== Excerpted data ==

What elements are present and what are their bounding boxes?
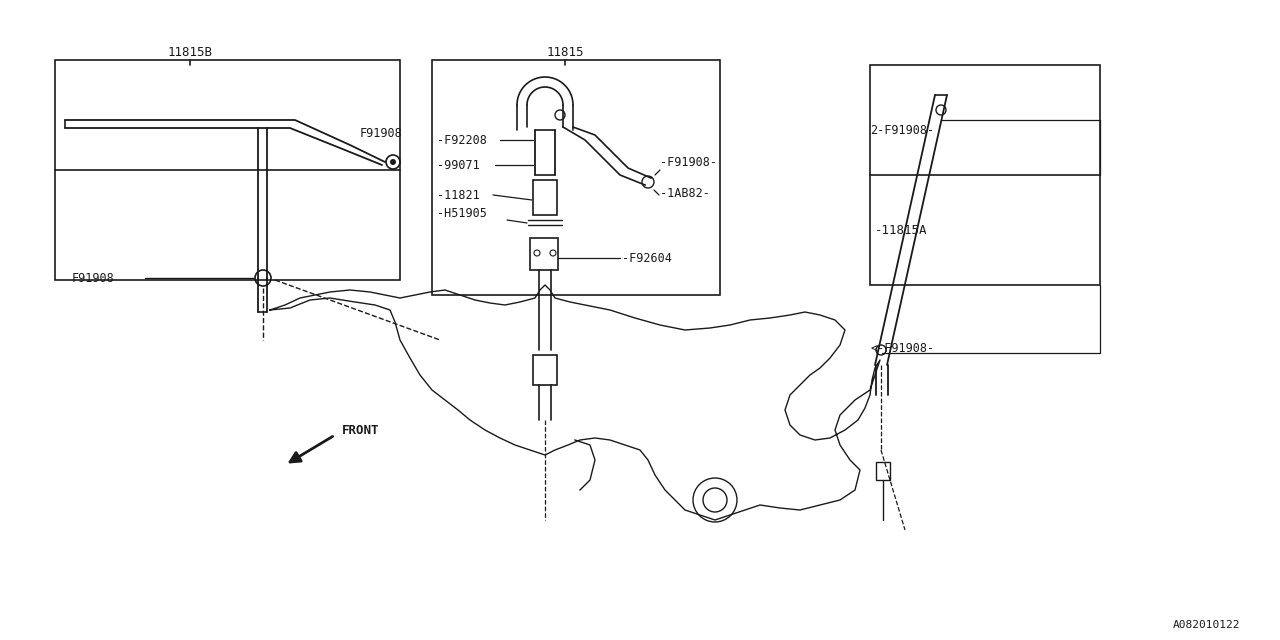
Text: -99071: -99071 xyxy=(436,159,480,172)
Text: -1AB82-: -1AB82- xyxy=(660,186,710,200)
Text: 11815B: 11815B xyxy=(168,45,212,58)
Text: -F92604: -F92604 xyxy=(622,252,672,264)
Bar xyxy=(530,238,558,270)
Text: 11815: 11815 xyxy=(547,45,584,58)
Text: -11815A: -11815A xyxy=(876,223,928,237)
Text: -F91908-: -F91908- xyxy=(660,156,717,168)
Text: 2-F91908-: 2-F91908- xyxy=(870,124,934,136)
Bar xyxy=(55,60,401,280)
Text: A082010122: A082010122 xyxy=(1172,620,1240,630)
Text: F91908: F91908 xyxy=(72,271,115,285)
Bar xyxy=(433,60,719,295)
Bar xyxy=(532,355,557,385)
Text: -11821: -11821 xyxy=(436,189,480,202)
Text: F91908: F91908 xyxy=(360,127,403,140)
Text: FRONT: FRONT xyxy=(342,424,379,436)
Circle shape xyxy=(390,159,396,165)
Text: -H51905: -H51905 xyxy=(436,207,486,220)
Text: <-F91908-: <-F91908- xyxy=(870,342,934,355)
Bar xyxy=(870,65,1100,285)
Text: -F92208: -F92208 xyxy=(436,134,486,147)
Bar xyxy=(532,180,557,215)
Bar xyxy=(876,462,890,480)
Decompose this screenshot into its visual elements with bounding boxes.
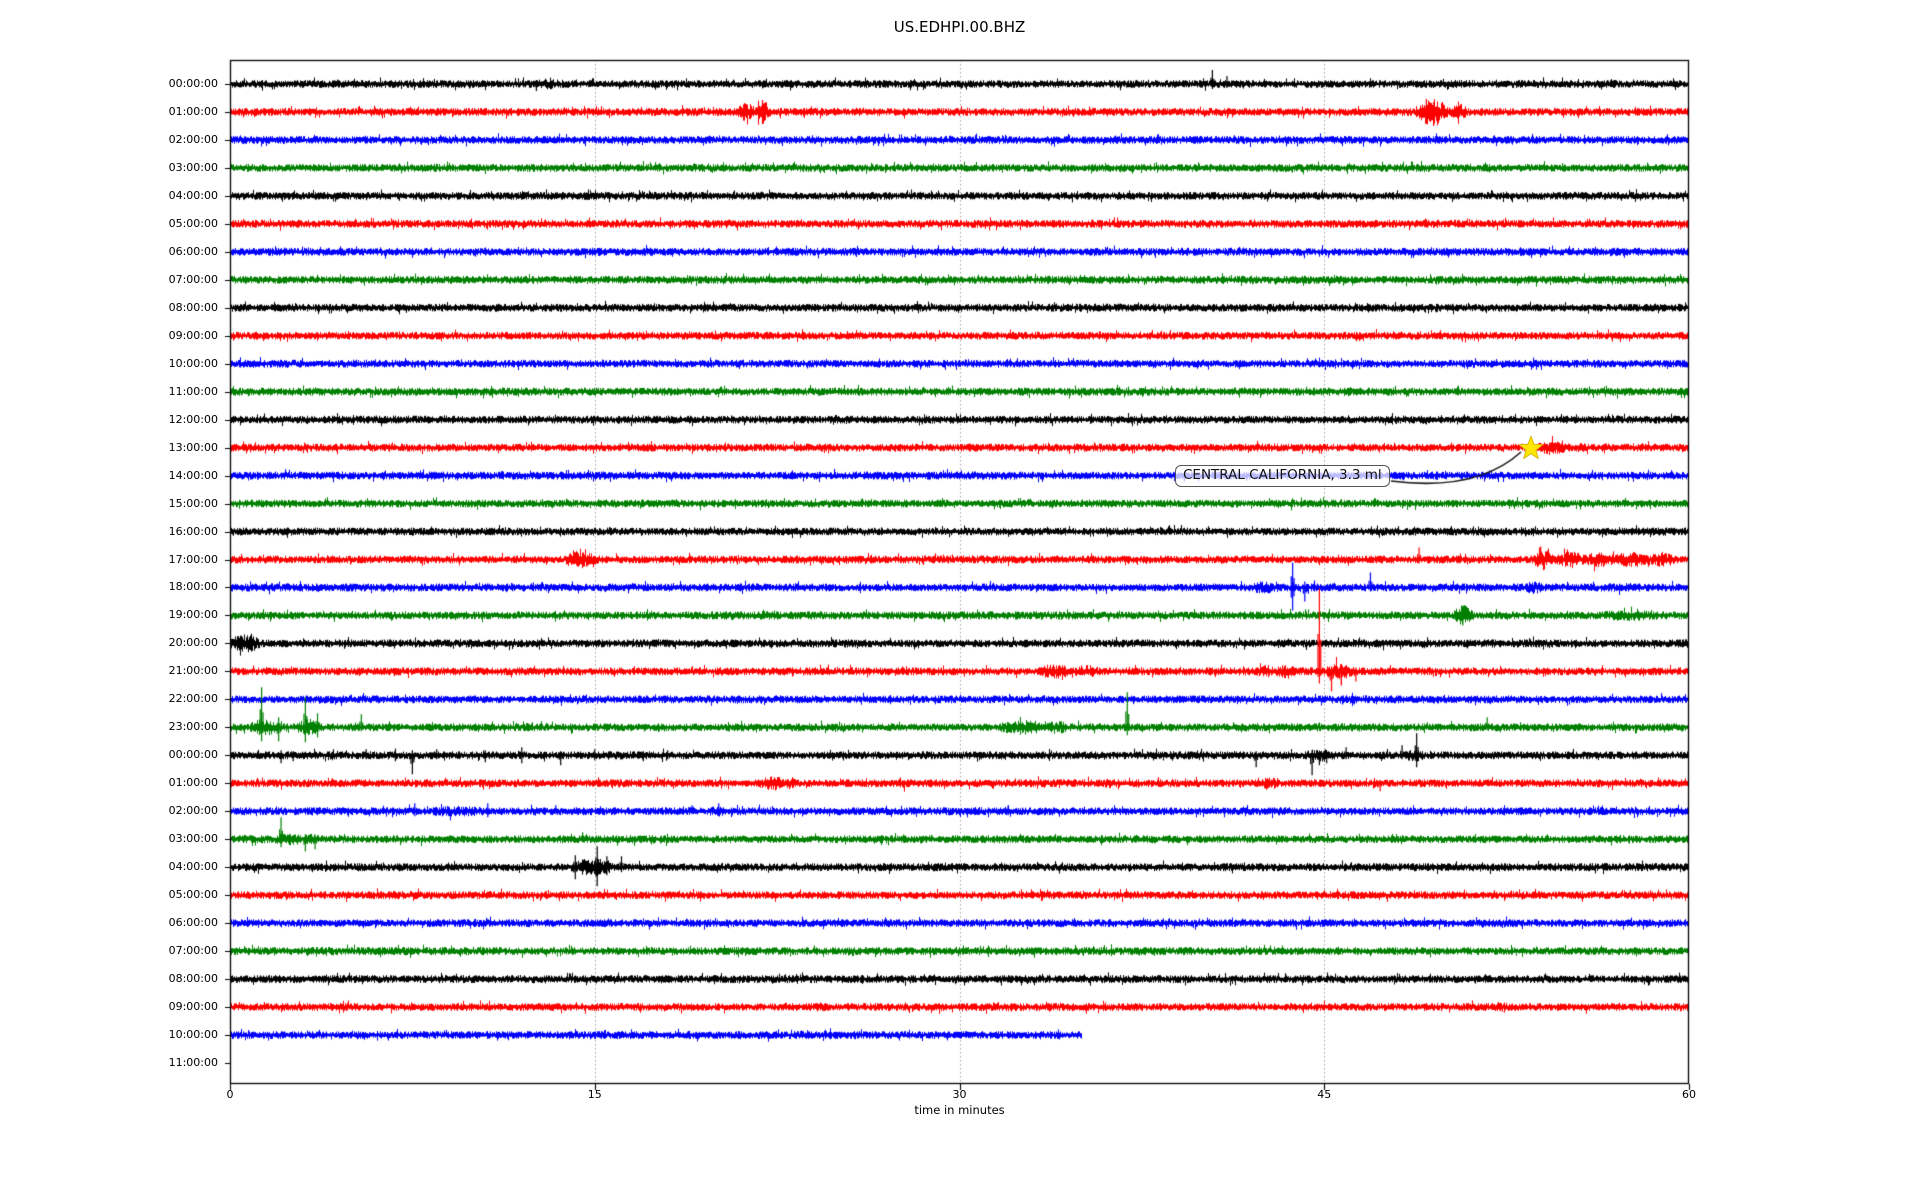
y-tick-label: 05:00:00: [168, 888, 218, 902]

===

● **What you should do**: Copy out the items from the line with "Text: -99071: -99071 xyxy=(436,159,480,172)" up to and including the line with "Text: F91908: F91908 xyxy=(72,271,115,285)", character for character.

● **Correct output**:
Text: -99071: -99071 xyxy=(436,159,480,172)
Text: -1AB82-: -1AB82- xyxy=(660,186,710,200)
Text: 11815B: 11815B xyxy=(168,45,212,58)
Text: -F92604: -F92604 xyxy=(622,252,672,264)
Bar xyxy=(530,238,558,270)
Text: 11815: 11815 xyxy=(547,45,584,58)
Text: -11815A: -11815A xyxy=(876,223,928,237)
Text: -F91908-: -F91908- xyxy=(660,156,717,168)
Text: 2-F91908-: 2-F91908- xyxy=(870,124,934,136)
Bar xyxy=(55,60,401,280)
Text: A082010122: A082010122 xyxy=(1172,620,1240,630)
Text: F91908: F91908 xyxy=(72,271,115,285)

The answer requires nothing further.